Exercise task
Sift the listing for lines that hold the string "level" and pull them out.

Given data
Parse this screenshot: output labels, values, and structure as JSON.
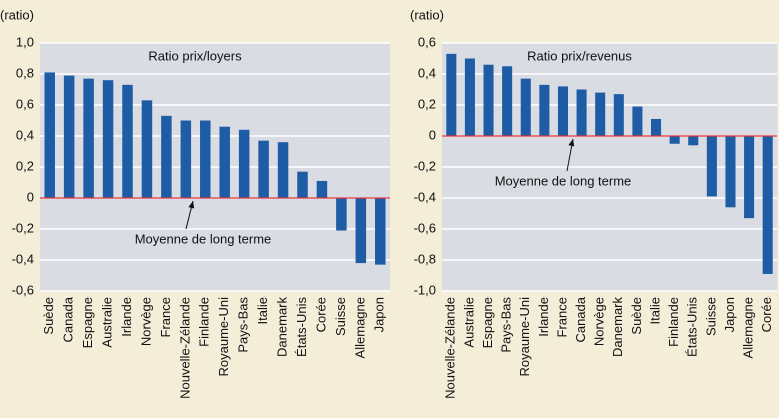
{
  "chart_data": [
    {
      "type": "bar",
      "title": "Ratio prix/loyers",
      "y_label": "(ratio)",
      "annotation": "Moyenne de long terme",
      "color": "#1f5ca6",
      "grid": true,
      "categories": [
        "Suède",
        "Canada",
        "Espagne",
        "Australie",
        "Irlande",
        "Norvège",
        "France",
        "Nouvelle-Zélande",
        "Finlande",
        "Royaume-Uni",
        "Pays-Bas",
        "Italie",
        "Danemark",
        "États-Unis",
        "Corée",
        "Suisse",
        "Allemagne",
        "Japon"
      ],
      "values": [
        0.81,
        0.79,
        0.77,
        0.76,
        0.73,
        0.63,
        0.53,
        0.5,
        0.5,
        0.46,
        0.44,
        0.37,
        0.36,
        0.17,
        0.11,
        -0.21,
        -0.42,
        -0.43
      ],
      "ylim": [
        -0.6,
        1.0
      ],
      "yticks": [
        {
          "value": -0.6,
          "label": "-0,6"
        },
        {
          "value": -0.4,
          "label": "-0,4"
        },
        {
          "value": -0.2,
          "label": "-0,2"
        },
        0,
        {
          "value": 0.2,
          "label": "0,2"
        },
        {
          "value": 0.4,
          "label": "0,4"
        },
        {
          "value": 0.6,
          "label": "0,6"
        },
        {
          "value": 0.8,
          "label": "0,8"
        },
        {
          "value": 1.0,
          "label": "1,0"
        }
      ]
    },
    {
      "type": "bar",
      "title": "Ratio prix/revenus",
      "y_label": "(ratio)",
      "annotation": "Moyenne de long terme",
      "color": "#1f5ca6",
      "grid": true,
      "categories": [
        "Nouvelle-Zélande",
        "Australie",
        "Espagne",
        "Pays-Bas",
        "Royaume-Uni",
        "Irlande",
        "France",
        "Canada",
        "Norvège",
        "Danemark",
        "Suède",
        "Italie",
        "Finlande",
        "États-Unis",
        "Suisse",
        "Japon",
        "Allemagne",
        "Corée"
      ],
      "values": [
        0.53,
        0.5,
        0.46,
        0.45,
        0.37,
        0.33,
        0.32,
        0.3,
        0.28,
        0.27,
        0.19,
        0.11,
        -0.05,
        -0.06,
        -0.39,
        -0.46,
        -0.53,
        -0.89
      ],
      "ylim": [
        -1.0,
        0.6
      ],
      "yticks": [
        {
          "value": -1.0,
          "label": "-1,0"
        },
        {
          "value": -0.8,
          "label": "-0,8"
        },
        {
          "value": -0.6,
          "label": "-0,6"
        },
        {
          "value": -0.4,
          "label": "-0,4"
        },
        {
          "value": -0.2,
          "label": "-0,2"
        },
        0,
        {
          "value": 0.2,
          "label": "0,2"
        },
        {
          "value": 0.4,
          "label": "0,4"
        },
        {
          "value": 0.6,
          "label": "0,6"
        }
      ]
    }
  ]
}
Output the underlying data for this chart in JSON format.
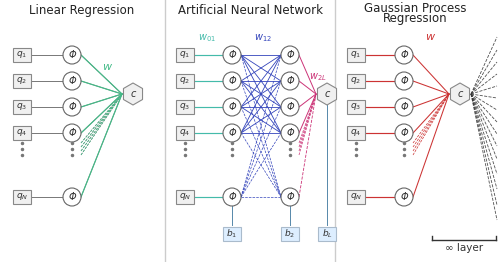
{
  "title_lr": "Linear Regression",
  "title_ann": "Artificial Neural Network",
  "title_gpr_1": "Gaussian Process",
  "title_gpr_2": "Regression",
  "bg_color": "#ffffff",
  "lr_w_color": "#44bb88",
  "ann_w01_color": "#44bbaa",
  "ann_w12_color": "#3344bb",
  "ann_w2c_color": "#cc3377",
  "gpr_w_color": "#cc3333",
  "gpr_dashed_color": "#333333",
  "node_ec": "#666666",
  "node_fc": "#ffffff",
  "box_ec": "#888888",
  "box_fc": "#f0f0f0",
  "hex_ec": "#888888",
  "hex_fc": "#f0f0f0",
  "bias_ec": "#aabbcc",
  "bias_fc": "#ddeeff",
  "gray_line": "#777777",
  "dot_color": "#777777",
  "divider_color": "#cccccc"
}
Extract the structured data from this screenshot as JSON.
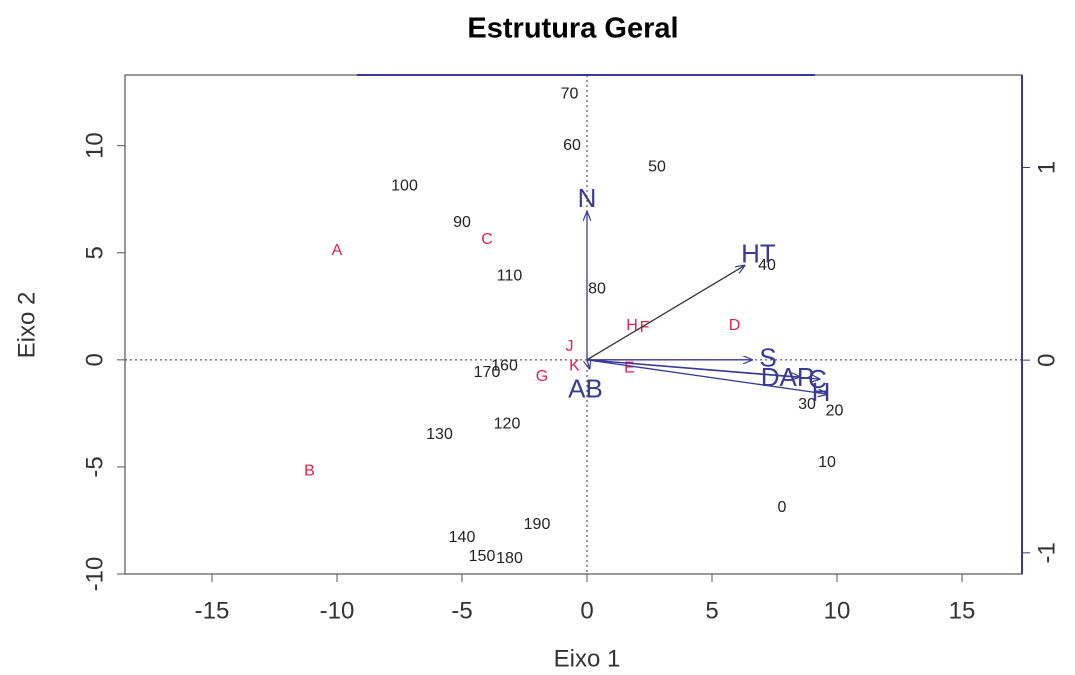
{
  "chart_data": {
    "type": "biplot",
    "title": "Estrutura Geral",
    "xlabel": "Eixo 1",
    "ylabel": "Eixo 2",
    "xlim": [
      -18.48,
      17.4
    ],
    "ylim": [
      -10,
      13.3
    ],
    "xticks": [
      -15,
      -10,
      -5,
      0,
      5,
      10,
      15
    ],
    "yticks": [
      -10,
      -5,
      0,
      5,
      10
    ],
    "y2lim": [
      -1.11,
      1.48
    ],
    "y2ticks": [
      -1,
      0,
      1
    ],
    "sites": {
      "color": "#222222",
      "labels": [
        "70",
        "60",
        "50",
        "100",
        "90",
        "110",
        "80",
        "40",
        "160",
        "170",
        "120",
        "130",
        "30",
        "20",
        "10",
        "0",
        "190",
        "140",
        "150",
        "180"
      ],
      "x": [
        -0.7,
        -0.6,
        2.8,
        -7.3,
        -5.0,
        -3.1,
        0.4,
        7.2,
        -3.3,
        -4.0,
        -3.2,
        -5.9,
        8.8,
        9.9,
        9.6,
        7.8,
        -2.0,
        -5.0,
        -4.2,
        -3.1
      ],
      "y": [
        12.4,
        10.0,
        9.0,
        8.1,
        6.4,
        3.9,
        3.3,
        4.4,
        -0.3,
        -0.6,
        -3.0,
        -3.5,
        -2.1,
        -2.4,
        -4.8,
        -6.9,
        -7.7,
        -8.3,
        -9.2,
        -9.3
      ]
    },
    "species": {
      "color": "#e8204c",
      "labels": [
        "A",
        "B",
        "C",
        "D",
        "E",
        "F",
        "G",
        "H",
        "J",
        "K"
      ],
      "x": [
        -10.0,
        -11.1,
        -4.0,
        5.9,
        1.7,
        2.3,
        -1.8,
        1.8,
        -0.7,
        -0.5
      ],
      "y": [
        5.1,
        -5.2,
        5.6,
        1.6,
        -0.4,
        1.5,
        -0.8,
        1.6,
        0.6,
        -0.3
      ]
    },
    "variables": {
      "color": "#3a3a96",
      "labels": [
        "N",
        "HT",
        "S",
        "DAP",
        "C",
        "H",
        "AB"
      ],
      "x": [
        0,
        6.3,
        6.6,
        8.5,
        9.3,
        9.6,
        0.1
      ],
      "y": [
        6.9,
        4.4,
        0,
        -0.8,
        -0.9,
        -1.6,
        -0.4
      ]
    }
  }
}
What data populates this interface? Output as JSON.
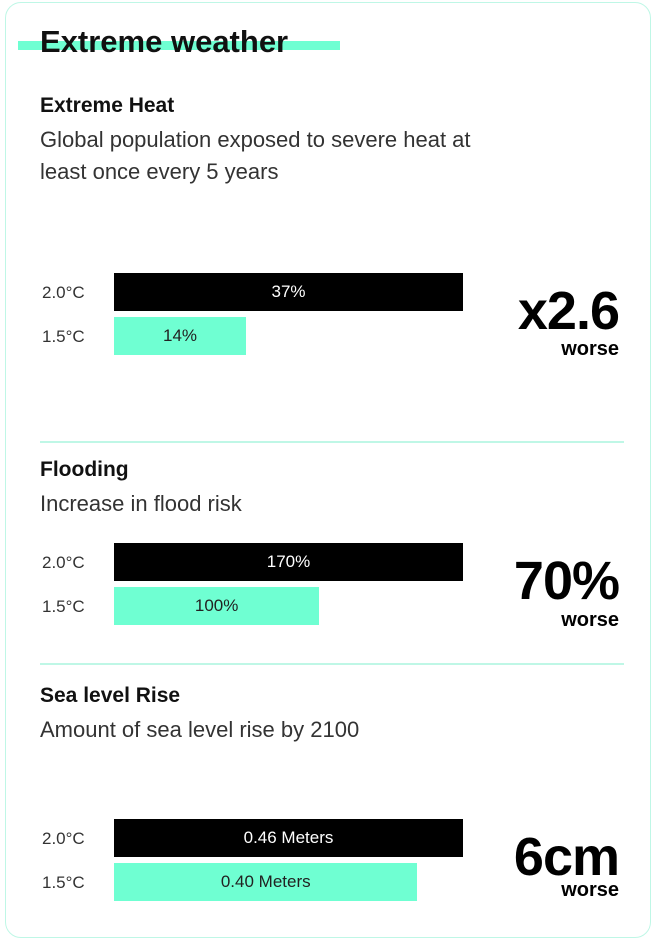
{
  "title": "Extreme weather",
  "chart_data": [
    {
      "type": "bar",
      "title": "Extreme Heat",
      "subtitle": "Global population exposed to severe heat at least once every 5 years",
      "categories": [
        "2.0°C",
        "1.5°C"
      ],
      "values": [
        37,
        14
      ],
      "value_labels": [
        "37%",
        "14%"
      ],
      "colors": [
        "#000000",
        "#6fffd2"
      ],
      "annotation": "x2.6",
      "annotation_note": "worse"
    },
    {
      "type": "bar",
      "title": "Flooding",
      "subtitle": "Increase in flood risk",
      "categories": [
        "2.0°C",
        "1.5°C"
      ],
      "values": [
        170,
        100
      ],
      "value_labels": [
        "170%",
        "100%"
      ],
      "colors": [
        "#000000",
        "#6fffd2"
      ],
      "annotation": "70%",
      "annotation_note": "worse"
    },
    {
      "type": "bar",
      "title": "Sea level Rise",
      "subtitle": "Amount of sea level rise by 2100",
      "categories": [
        "2.0°C",
        "1.5°C"
      ],
      "values": [
        0.46,
        0.4
      ],
      "value_labels": [
        "0.46 Meters",
        "0.40 Meters"
      ],
      "colors": [
        "#000000",
        "#6fffd2"
      ],
      "annotation": "6cm",
      "annotation_note": "worse"
    }
  ]
}
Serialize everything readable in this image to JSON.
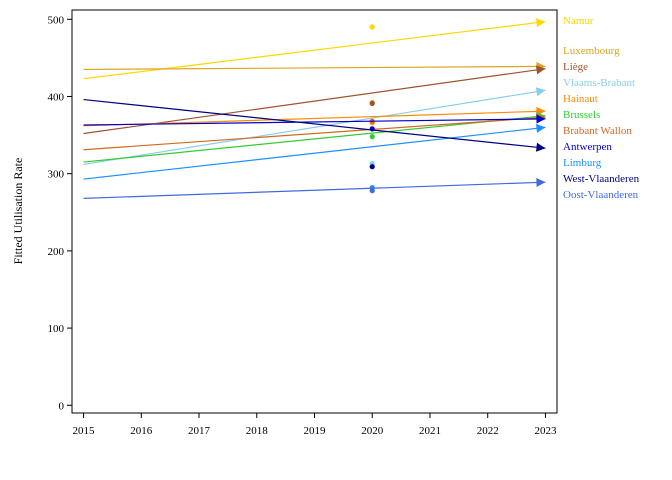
{
  "chart_data": {
    "type": "line",
    "title": "",
    "xlabel": "",
    "ylabel": "Fitted Utilisation Rate",
    "x_ticks": [
      "2015",
      "2016",
      "2017",
      "2018",
      "2019",
      "2020",
      "2021",
      "2022",
      "2023"
    ],
    "y_ticks": [
      "0",
      "100",
      "200",
      "300",
      "400",
      "500"
    ],
    "xlim": [
      2014.8,
      2023.2
    ],
    "ylim": [
      -10,
      512
    ],
    "grid": false,
    "legend": "right",
    "series": [
      {
        "name": "Namur",
        "color": "#FFD700",
        "x": [
          2015,
          2023
        ],
        "y": [
          423,
          497
        ],
        "point": {
          "x": 2020,
          "y": 490
        }
      },
      {
        "name": "Luxembourg",
        "color": "#DAA520",
        "x": [
          2015,
          2023
        ],
        "y": [
          435,
          439
        ],
        "point": {
          "x": 2020,
          "y": 392
        }
      },
      {
        "name": "Liège",
        "color": "#A0522D",
        "x": [
          2015,
          2023
        ],
        "y": [
          352,
          436
        ],
        "point": {
          "x": 2020,
          "y": 391
        }
      },
      {
        "name": "Vlaams-Brabant",
        "color": "#87CEEB",
        "x": [
          2015,
          2023
        ],
        "y": [
          312,
          408
        ],
        "point": {
          "x": 2020,
          "y": 313
        }
      },
      {
        "name": "Hainaut",
        "color": "#FF8C00",
        "x": [
          2015,
          2023
        ],
        "y": [
          362,
          381
        ],
        "point": {
          "x": 2020,
          "y": 366
        }
      },
      {
        "name": "Brussels",
        "color": "#32CD32",
        "x": [
          2015,
          2023
        ],
        "y": [
          315,
          375
        ],
        "point": {
          "x": 2020,
          "y": 348
        }
      },
      {
        "name": "Brabant Wallon",
        "color": "#D2691E",
        "x": [
          2015,
          2023
        ],
        "y": [
          331,
          373
        ],
        "point": {
          "x": 2020,
          "y": 368
        }
      },
      {
        "name": "Antwerpen",
        "color": "#0000CD",
        "x": [
          2015,
          2023
        ],
        "y": [
          363,
          371
        ],
        "point": {
          "x": 2020,
          "y": 358
        }
      },
      {
        "name": "Limburg",
        "color": "#1E90FF",
        "x": [
          2015,
          2023
        ],
        "y": [
          293,
          360
        ],
        "point": {
          "x": 2020,
          "y": 282
        }
      },
      {
        "name": "West-Vlaanderen",
        "color": "#000080",
        "x": [
          2015,
          2023
        ],
        "y": [
          396,
          333
        ],
        "point": {
          "x": 2020,
          "y": 309
        }
      },
      {
        "name": "Oost-Vlaanderen",
        "color": "#4169E1",
        "x": [
          2015,
          2023
        ],
        "y": [
          268,
          289
        ],
        "point": {
          "x": 2020,
          "y": 278
        }
      }
    ]
  }
}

The result
      "title": "Sea level Rise",
      "subtitle": "Amount of sea level rise by 2100",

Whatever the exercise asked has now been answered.